-- Exercise requirements --
Copy each line below exactly and leave the pictures out.

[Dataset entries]
-- -- --

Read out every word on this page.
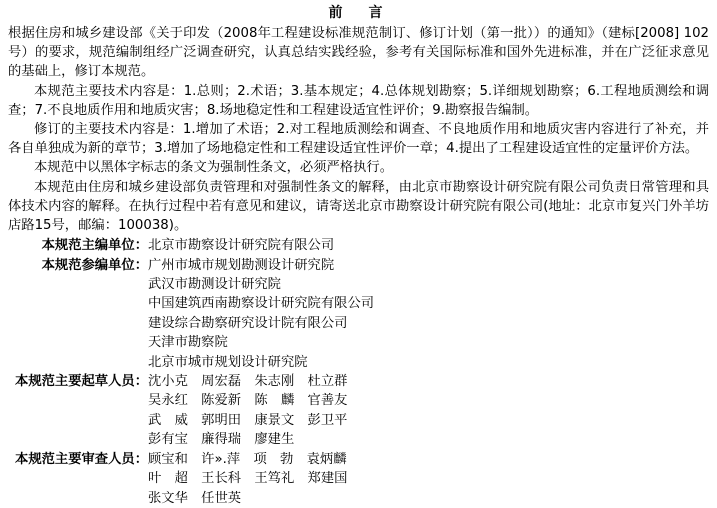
前　言

根据住房和城乡建设部《关于印发（2008年工程建设标准规范制订、修订计划（第一批））的通知》（建标[2008] 102号）的要求，规范编制组经广泛调查研究，认真总结实践经验，参考有关国际标准和国外先进标准，并在广泛征求意见的基础上，修订本规范。

本规范主要技术内容是：1.总则；2.术语；3.基本规定；4.总体规划勘察；5.详细规划勘察；6.工程地质测绘和调查；7.不良地质作用和地质灾害；8.场地稳定性和工程建设适宜性评价；9.勘察报告编制。

修订的主要技术内容是：1.增加了术语；2.对工程地质测绘和调查、不良地质作用和地质灾害内容进行了补充，并各自单独成为新的章节；3.增加了场地稳定性和工程建设适宜性评价一章；4.提出了工程建设适宜性的定量评价方法。

本规范中以黑体字标志的条文为强制性条文，必须严格执行。

本规范由住房和城乡建设部负责管理和对强制性条文的解释，由北京市勘察设计研究院有限公司负责日常管理和具体技术内容的解释。在执行过程中若有意见和建议，请寄送北京市勘察设计研究院有限公司(地址：北京市复兴门外羊坊店路15号，邮编：100038)。

本规范主编单位： 北京市勘察设计研究院有限公司
本规范参编单位： 广州市城市规划勘测设计研究院
武汉市勘测设计研究院
中国建筑西南勘察设计研究院有限公司
建设综合勘察研究设计院有限公司
天津市勘察院
北京市城市规划设计研究院
本规范主要起草人员： 沈小克　周宏磊　朱志刚　杜立群
吴永红　陈爱新　陈　麟　官善友
武　威　郭明田　康景文　彭卫平
彭有宝　廉得瑞　廖建生
本规范主要审查人员： 顾宝和　许».萍　项　勃　袁炳麟
叶　超　王长科　王笃礼　郑建国
张文华　任世英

-- -- --

-- Solution to this problem --
Read out every word on this page.
前　言

根据住房和城乡建设部《关于印发（2008年工程建设标准规范制订、修订计划（第一批））的通知》（建标[2008] 102号）的要求，规范编制组经广泛调查研究，认真总结实践经验，参考有关国际标准和国外先进标准，并在广泛征求意见的基础上，修订本规范。

本规范主要技术内容是：1.总则；2.术语；3.基本规定；4.总体规划勘察；5.详细规划勘察；6.工程地质测绘和调查；7.不良地质作用和地质灾害；8.场地稳定性和工程建设适宜性评价；9.勘察报告编制。

修订的主要技术内容是：1.增加了术语；2.对工程地质测绘和调查、不良地质作用和地质灾害内容进行了补充，并各自单独成为新的章节；3.增加了场地稳定性和工程建设适宜性评价一章；4.提出了工程建设适宜性的定量评价方法。

本规范中以黑体字标志的条文为强制性条文，必须严格执行。

本规范由住房和城乡建设部负责管理和对强制性条文的解释，由北京市勘察设计研究院有限公司负责日常管理和具体技术内容的解释。在执行过程中若有意见和建议，请寄送北京市勘察设计研究院有限公司(地址：北京市复兴门外羊坊店路15号，邮编：100038)。

本规范主编单位： 北京市勘察设计研究院有限公司
本规范参编单位： 广州市城市规划勘测设计研究院
武汉市勘测设计研究院
中国建筑西南勘察设计研究院有限公司
建设综合勘察研究设计院有限公司
天津市勘察院
北京市城市规划设计研究院
本规范主要起草人员： 沈小克　周宏磊　朱志刚　杜立群
吴永红　陈爱新　陈　麟　官善友
武　威　郭明田　康景文　彭卫平
彭有宝　廉得瑞　廖建生
本规范主要审查人员： 顾宝和　许».萍　项　勃　袁炳麟
叶　超　王长科　王笃礼　郑建国
张文华　任世英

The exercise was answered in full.